------ DATA TO USE ------
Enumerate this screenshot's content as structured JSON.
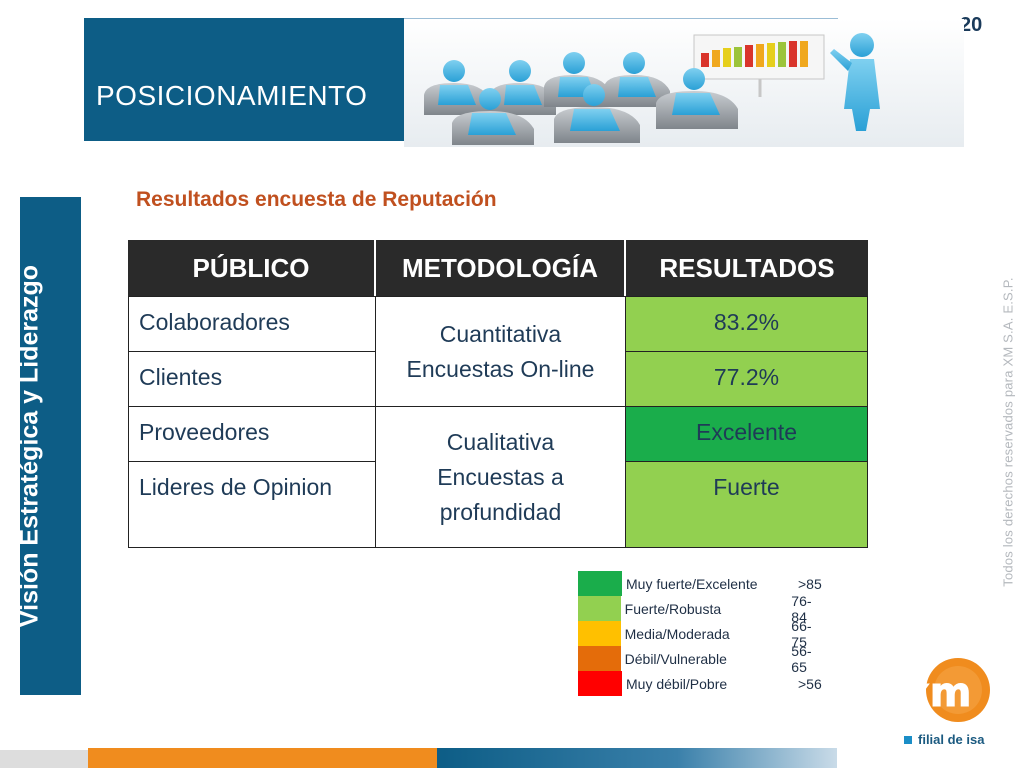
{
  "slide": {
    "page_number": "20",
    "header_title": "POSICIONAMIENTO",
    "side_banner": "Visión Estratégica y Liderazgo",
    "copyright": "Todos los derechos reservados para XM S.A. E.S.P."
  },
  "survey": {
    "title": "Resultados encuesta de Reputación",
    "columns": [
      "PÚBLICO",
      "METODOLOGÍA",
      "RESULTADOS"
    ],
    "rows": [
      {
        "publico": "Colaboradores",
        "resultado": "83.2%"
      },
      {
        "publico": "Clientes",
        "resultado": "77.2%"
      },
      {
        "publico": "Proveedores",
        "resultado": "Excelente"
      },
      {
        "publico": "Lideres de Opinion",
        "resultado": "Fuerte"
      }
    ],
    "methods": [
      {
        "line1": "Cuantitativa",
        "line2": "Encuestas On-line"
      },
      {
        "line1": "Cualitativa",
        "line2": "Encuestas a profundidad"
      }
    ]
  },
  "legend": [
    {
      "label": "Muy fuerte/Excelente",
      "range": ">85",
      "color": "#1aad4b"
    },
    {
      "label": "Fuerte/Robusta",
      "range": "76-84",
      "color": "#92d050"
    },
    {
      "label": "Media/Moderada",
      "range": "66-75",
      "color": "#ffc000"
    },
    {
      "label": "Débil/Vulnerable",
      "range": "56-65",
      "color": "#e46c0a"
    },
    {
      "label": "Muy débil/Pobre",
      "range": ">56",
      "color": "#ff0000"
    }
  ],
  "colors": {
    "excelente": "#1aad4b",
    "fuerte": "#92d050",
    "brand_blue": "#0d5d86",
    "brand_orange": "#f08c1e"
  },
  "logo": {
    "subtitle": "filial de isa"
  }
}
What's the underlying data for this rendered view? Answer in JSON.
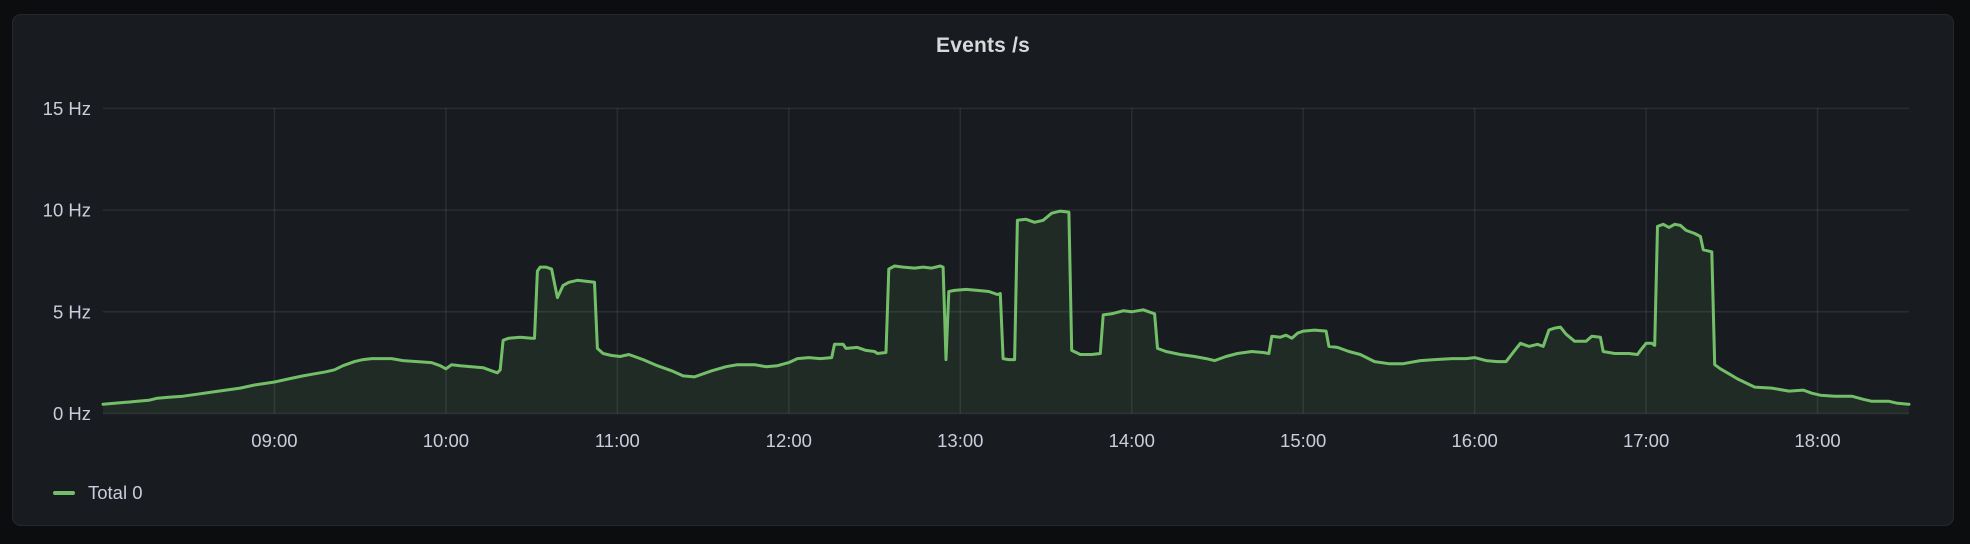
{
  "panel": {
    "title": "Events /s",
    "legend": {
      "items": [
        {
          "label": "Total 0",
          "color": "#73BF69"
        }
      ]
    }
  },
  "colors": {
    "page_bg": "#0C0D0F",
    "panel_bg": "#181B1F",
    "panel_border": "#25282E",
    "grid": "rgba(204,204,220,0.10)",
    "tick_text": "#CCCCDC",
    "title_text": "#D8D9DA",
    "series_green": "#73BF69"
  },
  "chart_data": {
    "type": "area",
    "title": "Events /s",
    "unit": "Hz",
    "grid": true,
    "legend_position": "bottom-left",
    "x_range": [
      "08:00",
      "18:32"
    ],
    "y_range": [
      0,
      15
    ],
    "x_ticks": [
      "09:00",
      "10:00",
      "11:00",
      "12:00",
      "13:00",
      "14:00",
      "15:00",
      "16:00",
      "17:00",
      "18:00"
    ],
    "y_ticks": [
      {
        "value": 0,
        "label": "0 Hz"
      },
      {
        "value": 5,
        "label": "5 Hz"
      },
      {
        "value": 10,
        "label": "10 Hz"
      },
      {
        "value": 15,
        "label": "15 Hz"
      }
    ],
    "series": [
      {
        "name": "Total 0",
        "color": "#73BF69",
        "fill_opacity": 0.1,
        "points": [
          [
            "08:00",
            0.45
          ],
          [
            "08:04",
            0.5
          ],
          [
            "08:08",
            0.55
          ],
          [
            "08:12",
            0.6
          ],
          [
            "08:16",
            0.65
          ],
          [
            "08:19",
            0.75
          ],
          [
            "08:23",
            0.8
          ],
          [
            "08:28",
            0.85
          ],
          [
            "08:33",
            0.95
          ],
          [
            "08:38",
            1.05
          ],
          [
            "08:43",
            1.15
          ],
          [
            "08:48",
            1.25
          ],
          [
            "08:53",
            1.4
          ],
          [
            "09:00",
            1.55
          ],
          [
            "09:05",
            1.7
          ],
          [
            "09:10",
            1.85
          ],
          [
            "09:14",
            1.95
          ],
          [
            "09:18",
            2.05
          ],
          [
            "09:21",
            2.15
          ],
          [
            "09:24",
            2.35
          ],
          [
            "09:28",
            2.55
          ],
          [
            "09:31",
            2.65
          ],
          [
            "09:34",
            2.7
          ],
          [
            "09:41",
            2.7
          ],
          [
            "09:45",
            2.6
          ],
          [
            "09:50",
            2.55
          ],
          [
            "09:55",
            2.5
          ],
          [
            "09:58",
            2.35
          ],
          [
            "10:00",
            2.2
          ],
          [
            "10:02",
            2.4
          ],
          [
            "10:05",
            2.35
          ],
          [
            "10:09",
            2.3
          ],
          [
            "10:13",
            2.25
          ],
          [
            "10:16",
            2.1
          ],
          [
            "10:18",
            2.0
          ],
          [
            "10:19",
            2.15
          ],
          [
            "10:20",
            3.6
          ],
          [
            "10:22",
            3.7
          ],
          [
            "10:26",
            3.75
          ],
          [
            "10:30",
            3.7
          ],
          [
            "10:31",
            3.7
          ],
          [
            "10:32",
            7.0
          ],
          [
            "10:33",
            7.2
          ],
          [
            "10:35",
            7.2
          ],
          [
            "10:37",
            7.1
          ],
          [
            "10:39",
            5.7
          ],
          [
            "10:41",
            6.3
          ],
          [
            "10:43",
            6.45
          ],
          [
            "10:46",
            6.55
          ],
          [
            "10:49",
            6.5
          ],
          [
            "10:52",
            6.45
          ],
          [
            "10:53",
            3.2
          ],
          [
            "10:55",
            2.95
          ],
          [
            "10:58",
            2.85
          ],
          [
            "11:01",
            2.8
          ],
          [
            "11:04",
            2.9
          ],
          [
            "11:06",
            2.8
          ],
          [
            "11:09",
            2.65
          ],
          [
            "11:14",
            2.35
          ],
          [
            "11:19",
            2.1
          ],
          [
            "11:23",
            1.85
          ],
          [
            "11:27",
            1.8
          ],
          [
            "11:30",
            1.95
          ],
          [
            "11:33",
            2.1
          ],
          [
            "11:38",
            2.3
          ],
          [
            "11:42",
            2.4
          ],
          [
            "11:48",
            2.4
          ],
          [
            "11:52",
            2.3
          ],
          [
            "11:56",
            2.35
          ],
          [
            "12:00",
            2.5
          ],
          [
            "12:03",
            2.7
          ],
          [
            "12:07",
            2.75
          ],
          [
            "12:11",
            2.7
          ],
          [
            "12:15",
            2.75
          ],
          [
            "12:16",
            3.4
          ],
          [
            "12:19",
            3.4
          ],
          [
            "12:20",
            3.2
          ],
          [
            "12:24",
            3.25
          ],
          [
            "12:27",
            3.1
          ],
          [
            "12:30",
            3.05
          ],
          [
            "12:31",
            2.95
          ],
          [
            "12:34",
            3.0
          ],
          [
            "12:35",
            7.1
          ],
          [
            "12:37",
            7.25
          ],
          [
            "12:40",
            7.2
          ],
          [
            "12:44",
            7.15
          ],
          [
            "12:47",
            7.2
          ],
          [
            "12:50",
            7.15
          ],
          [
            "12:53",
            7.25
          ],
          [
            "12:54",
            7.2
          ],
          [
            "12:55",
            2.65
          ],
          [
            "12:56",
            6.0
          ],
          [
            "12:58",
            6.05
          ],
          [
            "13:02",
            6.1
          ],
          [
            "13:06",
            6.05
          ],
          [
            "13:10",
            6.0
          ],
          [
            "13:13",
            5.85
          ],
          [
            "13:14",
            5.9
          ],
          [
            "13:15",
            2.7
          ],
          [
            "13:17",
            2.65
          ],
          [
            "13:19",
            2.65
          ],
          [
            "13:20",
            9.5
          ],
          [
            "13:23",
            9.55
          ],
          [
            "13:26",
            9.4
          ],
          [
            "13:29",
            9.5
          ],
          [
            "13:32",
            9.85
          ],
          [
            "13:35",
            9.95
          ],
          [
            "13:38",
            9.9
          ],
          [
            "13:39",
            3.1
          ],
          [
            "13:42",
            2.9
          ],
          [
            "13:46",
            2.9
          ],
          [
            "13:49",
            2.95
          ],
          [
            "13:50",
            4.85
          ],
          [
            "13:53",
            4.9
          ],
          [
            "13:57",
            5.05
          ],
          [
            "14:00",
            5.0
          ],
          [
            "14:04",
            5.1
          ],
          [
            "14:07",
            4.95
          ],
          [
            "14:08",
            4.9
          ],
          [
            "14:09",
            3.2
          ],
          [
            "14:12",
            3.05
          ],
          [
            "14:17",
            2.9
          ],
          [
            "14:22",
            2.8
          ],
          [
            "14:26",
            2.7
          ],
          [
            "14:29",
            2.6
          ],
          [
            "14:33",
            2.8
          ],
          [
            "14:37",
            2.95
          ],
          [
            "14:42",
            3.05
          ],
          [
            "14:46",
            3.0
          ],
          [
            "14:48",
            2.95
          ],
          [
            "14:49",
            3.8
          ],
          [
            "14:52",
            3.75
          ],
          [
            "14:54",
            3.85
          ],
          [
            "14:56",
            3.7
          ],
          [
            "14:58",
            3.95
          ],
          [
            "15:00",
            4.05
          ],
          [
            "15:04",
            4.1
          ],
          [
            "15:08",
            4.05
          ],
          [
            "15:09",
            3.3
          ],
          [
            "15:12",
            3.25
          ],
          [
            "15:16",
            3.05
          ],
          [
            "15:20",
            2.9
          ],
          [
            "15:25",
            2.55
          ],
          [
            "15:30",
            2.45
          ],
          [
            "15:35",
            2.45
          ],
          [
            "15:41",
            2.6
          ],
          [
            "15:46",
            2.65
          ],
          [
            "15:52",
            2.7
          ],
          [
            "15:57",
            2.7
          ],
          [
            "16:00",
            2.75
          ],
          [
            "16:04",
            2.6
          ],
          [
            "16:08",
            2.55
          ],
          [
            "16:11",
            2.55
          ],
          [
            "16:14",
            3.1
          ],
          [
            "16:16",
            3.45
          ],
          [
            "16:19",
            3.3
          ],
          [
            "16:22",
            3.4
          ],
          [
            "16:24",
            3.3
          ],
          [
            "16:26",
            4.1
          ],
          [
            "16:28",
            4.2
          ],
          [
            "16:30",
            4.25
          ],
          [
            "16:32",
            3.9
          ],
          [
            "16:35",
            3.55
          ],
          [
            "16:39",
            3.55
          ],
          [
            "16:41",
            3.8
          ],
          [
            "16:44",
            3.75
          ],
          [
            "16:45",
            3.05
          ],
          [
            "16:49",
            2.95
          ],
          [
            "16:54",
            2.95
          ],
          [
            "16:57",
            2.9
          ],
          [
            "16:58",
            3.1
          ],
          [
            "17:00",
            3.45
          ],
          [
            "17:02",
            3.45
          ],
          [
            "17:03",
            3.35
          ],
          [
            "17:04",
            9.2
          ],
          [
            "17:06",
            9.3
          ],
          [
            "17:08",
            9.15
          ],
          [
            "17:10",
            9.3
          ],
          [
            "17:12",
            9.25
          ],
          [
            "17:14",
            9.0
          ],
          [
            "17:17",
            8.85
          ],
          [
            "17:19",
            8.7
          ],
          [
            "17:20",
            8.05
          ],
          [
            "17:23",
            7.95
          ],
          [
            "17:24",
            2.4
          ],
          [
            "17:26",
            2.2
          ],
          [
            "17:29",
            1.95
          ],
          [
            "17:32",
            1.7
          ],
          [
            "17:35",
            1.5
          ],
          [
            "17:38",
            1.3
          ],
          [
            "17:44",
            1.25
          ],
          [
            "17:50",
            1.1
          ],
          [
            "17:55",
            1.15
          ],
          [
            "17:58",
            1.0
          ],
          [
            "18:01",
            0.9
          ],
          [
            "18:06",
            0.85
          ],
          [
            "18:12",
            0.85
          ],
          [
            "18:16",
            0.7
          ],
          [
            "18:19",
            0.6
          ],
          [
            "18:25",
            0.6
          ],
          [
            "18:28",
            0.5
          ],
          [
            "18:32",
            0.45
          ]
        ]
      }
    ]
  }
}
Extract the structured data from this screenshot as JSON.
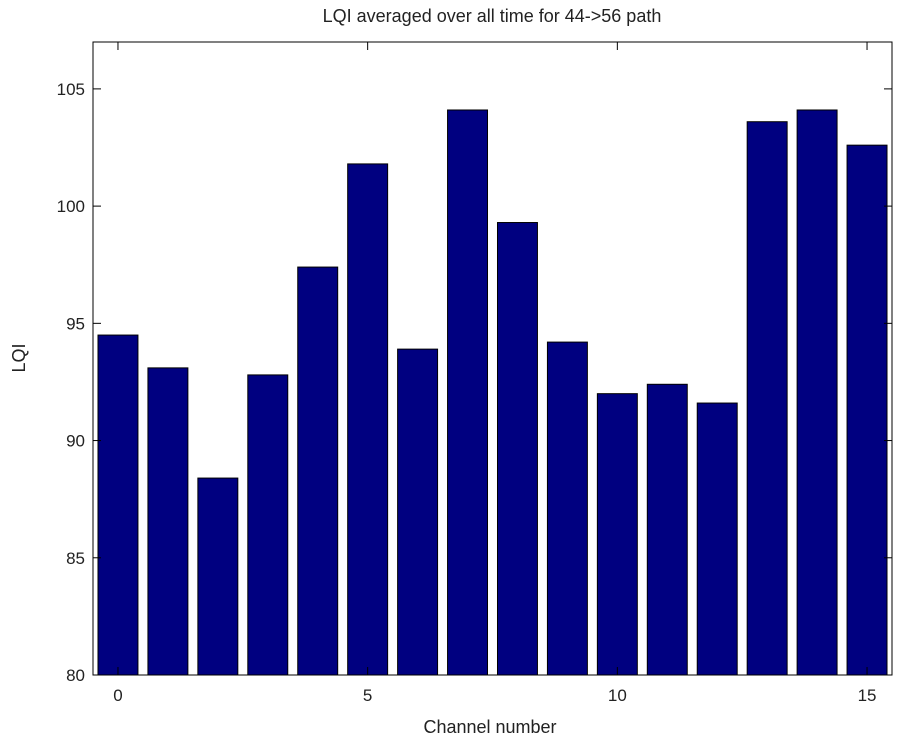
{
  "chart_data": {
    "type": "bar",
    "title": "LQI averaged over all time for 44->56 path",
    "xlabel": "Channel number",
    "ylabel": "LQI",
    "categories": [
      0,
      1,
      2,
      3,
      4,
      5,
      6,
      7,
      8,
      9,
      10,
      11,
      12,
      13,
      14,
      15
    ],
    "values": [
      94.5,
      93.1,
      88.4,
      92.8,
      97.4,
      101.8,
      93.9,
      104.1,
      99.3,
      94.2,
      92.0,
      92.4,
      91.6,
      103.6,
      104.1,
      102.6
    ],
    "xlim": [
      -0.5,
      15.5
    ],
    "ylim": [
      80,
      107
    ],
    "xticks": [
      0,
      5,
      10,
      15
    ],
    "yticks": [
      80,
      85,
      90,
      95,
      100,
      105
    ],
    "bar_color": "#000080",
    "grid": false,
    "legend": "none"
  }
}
------
Find each line holding the string "JSON" and copy it out.

:: WRITTEN SOLUTION ::
Enumerate this screenshot's content as structured JSON.
What's the underlying data for this rendered view? Answer in JSON.
Extract the structured data from this screenshot as JSON.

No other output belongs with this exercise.